Find every line of the listing below where "пропуску" appears, and copy it.

## start Supplied material

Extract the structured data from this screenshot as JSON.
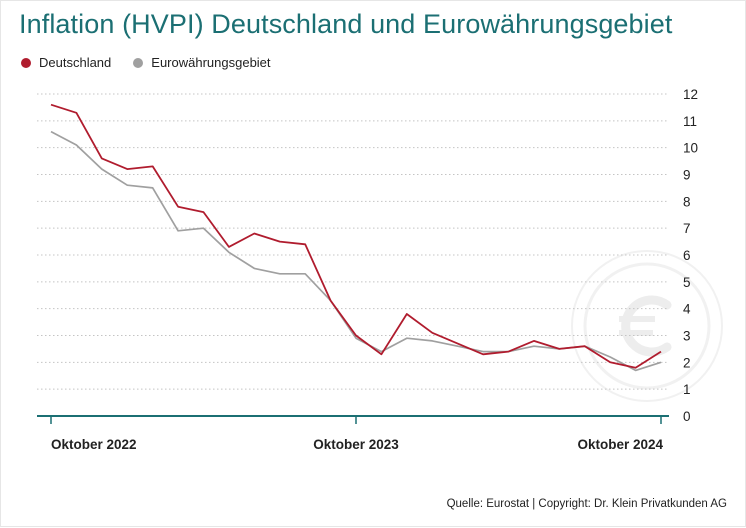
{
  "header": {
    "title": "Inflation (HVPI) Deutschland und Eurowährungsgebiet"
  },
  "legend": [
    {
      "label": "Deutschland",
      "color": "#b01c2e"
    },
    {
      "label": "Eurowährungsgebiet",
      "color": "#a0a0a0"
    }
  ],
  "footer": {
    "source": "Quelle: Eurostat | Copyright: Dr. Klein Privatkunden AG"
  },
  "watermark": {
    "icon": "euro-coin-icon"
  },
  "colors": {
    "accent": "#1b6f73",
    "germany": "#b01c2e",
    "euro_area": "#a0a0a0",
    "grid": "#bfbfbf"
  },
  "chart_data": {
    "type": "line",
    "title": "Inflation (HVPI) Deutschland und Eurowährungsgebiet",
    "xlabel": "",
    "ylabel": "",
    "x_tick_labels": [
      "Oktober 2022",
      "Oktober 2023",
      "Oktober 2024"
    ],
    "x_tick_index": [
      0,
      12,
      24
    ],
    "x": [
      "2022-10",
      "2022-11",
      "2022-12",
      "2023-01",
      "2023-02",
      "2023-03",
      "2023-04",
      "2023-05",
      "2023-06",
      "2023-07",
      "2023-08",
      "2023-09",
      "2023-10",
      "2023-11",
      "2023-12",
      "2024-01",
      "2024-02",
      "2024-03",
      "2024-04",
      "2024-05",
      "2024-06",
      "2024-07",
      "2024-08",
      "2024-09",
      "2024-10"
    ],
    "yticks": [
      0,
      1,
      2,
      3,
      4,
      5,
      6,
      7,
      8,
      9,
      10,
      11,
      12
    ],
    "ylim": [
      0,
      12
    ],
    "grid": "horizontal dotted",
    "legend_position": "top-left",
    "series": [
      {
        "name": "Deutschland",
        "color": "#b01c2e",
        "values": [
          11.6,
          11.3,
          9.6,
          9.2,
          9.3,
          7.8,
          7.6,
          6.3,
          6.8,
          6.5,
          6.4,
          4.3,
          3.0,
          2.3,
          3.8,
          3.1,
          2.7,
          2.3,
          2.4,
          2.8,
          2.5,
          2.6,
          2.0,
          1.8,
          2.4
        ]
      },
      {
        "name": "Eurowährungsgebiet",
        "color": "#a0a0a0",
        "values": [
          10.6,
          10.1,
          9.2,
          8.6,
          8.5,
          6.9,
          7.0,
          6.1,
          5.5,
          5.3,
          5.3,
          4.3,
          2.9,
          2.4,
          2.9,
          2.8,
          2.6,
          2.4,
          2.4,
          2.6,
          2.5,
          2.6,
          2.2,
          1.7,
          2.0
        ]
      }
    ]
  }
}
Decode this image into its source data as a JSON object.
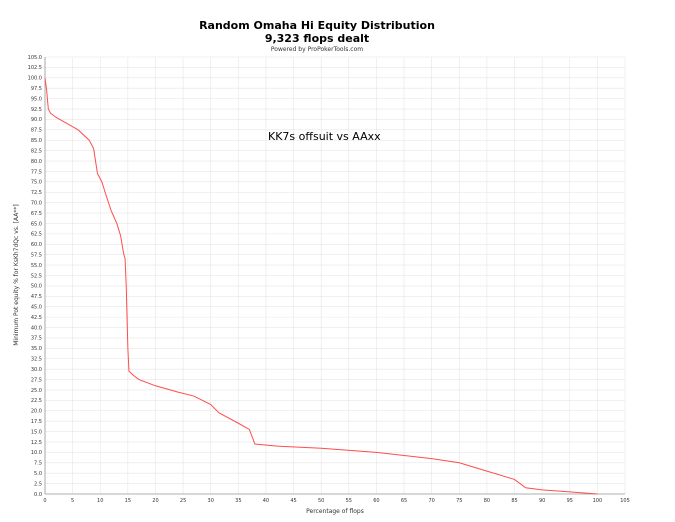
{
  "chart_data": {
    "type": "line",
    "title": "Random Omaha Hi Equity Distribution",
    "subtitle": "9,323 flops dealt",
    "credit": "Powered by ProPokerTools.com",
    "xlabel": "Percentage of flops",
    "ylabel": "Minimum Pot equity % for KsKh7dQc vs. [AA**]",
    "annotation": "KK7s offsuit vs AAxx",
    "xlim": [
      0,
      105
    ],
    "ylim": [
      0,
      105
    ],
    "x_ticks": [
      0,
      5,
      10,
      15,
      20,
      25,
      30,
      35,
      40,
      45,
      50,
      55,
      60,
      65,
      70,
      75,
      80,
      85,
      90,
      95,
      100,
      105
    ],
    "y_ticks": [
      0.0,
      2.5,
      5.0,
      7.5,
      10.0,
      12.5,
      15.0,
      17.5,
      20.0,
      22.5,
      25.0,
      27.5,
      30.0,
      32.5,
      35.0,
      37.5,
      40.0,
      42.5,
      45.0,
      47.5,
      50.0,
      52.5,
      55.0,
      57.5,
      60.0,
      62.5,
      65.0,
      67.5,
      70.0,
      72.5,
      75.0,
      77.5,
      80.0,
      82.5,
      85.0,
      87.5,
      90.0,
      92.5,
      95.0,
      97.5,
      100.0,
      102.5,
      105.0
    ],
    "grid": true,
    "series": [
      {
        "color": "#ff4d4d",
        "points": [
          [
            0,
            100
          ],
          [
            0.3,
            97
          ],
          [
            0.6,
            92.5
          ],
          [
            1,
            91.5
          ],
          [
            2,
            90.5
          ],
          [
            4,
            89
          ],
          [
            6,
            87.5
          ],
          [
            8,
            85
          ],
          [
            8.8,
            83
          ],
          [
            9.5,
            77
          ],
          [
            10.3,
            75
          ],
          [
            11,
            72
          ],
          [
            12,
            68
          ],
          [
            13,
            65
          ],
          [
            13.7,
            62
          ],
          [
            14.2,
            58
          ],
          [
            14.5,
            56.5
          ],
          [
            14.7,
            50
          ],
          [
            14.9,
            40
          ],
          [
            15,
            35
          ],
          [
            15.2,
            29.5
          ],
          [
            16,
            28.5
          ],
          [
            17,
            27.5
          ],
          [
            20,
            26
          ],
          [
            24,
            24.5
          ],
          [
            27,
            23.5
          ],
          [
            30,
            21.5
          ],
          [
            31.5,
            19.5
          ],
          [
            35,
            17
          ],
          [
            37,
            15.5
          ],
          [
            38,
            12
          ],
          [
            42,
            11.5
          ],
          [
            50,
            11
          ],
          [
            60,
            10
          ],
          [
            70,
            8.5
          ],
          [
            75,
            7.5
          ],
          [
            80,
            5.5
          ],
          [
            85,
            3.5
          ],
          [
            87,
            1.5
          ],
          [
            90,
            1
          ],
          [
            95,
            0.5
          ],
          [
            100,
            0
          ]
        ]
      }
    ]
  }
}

## end Supplied material
## start Supplied material

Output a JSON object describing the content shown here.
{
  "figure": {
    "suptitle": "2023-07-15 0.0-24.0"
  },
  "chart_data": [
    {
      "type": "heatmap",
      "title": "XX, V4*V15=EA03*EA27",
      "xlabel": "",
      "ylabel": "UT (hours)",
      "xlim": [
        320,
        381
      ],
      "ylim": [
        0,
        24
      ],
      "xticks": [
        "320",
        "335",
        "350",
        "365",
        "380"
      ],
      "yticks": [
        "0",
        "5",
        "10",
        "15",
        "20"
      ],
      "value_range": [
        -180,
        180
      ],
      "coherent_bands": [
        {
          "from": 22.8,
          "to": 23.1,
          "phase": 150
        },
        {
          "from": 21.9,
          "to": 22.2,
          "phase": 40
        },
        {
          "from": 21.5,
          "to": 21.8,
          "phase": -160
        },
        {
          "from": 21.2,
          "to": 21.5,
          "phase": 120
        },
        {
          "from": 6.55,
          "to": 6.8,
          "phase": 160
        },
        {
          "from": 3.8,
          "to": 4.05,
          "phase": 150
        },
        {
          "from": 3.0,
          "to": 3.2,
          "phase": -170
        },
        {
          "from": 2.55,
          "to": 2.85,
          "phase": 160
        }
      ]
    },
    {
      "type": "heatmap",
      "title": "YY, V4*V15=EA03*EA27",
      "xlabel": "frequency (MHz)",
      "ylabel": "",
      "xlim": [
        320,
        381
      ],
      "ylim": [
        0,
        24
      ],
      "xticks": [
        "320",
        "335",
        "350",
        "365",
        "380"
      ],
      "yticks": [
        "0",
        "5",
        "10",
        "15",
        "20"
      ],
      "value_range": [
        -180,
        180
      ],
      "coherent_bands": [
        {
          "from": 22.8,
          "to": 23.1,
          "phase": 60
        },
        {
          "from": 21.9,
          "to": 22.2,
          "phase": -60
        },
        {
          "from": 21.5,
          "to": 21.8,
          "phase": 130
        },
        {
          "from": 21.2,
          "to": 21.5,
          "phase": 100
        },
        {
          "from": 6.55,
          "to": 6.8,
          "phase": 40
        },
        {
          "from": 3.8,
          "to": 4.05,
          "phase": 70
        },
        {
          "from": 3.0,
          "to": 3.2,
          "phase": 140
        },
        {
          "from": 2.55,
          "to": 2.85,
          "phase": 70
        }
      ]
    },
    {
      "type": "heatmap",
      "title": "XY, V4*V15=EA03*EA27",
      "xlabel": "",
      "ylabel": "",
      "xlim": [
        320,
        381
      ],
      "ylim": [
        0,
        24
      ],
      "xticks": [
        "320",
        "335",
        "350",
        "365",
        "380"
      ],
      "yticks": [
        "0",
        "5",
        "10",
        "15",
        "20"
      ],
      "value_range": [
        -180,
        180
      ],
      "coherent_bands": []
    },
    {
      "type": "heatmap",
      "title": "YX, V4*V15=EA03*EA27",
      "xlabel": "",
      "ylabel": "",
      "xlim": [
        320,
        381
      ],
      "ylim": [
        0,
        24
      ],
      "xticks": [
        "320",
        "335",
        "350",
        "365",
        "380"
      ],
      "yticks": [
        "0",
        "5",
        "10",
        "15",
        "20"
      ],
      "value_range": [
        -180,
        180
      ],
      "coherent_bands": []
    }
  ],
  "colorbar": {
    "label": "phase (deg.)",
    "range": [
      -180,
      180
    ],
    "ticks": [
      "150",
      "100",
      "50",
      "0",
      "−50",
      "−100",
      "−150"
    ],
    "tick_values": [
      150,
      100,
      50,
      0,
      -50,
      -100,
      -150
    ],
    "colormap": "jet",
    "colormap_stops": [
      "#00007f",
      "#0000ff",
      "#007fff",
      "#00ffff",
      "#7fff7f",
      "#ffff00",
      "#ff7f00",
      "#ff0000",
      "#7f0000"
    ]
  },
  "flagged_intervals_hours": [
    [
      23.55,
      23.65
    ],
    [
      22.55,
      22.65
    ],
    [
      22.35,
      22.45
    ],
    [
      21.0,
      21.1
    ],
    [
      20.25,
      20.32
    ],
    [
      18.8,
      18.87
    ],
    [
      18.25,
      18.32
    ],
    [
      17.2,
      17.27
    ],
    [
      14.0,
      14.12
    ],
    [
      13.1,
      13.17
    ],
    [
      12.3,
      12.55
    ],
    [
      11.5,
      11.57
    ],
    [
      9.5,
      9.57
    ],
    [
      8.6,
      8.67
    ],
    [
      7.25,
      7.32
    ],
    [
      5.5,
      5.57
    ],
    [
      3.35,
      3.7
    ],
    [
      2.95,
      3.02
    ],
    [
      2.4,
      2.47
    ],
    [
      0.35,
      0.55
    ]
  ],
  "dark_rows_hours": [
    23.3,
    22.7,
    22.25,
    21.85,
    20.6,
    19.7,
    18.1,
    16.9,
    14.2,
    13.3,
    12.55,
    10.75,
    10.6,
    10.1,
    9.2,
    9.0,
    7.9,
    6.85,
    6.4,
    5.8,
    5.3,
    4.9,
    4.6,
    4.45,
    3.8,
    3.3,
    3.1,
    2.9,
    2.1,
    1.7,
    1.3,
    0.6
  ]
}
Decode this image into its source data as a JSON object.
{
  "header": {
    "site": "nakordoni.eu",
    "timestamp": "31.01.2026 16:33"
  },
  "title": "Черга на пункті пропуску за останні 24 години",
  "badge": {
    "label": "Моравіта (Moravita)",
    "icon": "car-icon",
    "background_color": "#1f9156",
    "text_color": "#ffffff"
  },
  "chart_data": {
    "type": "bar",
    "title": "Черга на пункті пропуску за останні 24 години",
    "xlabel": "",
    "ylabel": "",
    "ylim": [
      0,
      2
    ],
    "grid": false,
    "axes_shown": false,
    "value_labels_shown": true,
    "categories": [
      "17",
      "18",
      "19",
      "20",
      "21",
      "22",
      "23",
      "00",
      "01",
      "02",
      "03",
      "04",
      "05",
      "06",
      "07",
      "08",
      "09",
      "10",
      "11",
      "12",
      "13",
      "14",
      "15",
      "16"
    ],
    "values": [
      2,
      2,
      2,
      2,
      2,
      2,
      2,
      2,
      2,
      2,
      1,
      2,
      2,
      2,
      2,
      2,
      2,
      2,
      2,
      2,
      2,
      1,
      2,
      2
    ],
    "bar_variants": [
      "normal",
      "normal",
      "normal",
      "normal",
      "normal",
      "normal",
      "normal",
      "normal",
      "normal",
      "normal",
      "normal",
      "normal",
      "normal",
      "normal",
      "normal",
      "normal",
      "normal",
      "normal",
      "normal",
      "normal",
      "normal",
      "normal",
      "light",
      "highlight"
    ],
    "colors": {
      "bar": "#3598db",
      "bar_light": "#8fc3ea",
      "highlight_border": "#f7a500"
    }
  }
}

## end Supplied material

Complete response —
  "title": "Черга на пункті пропуску за останні 24 години",
    "title": "Черга на пункті пропуску за останні 24 години",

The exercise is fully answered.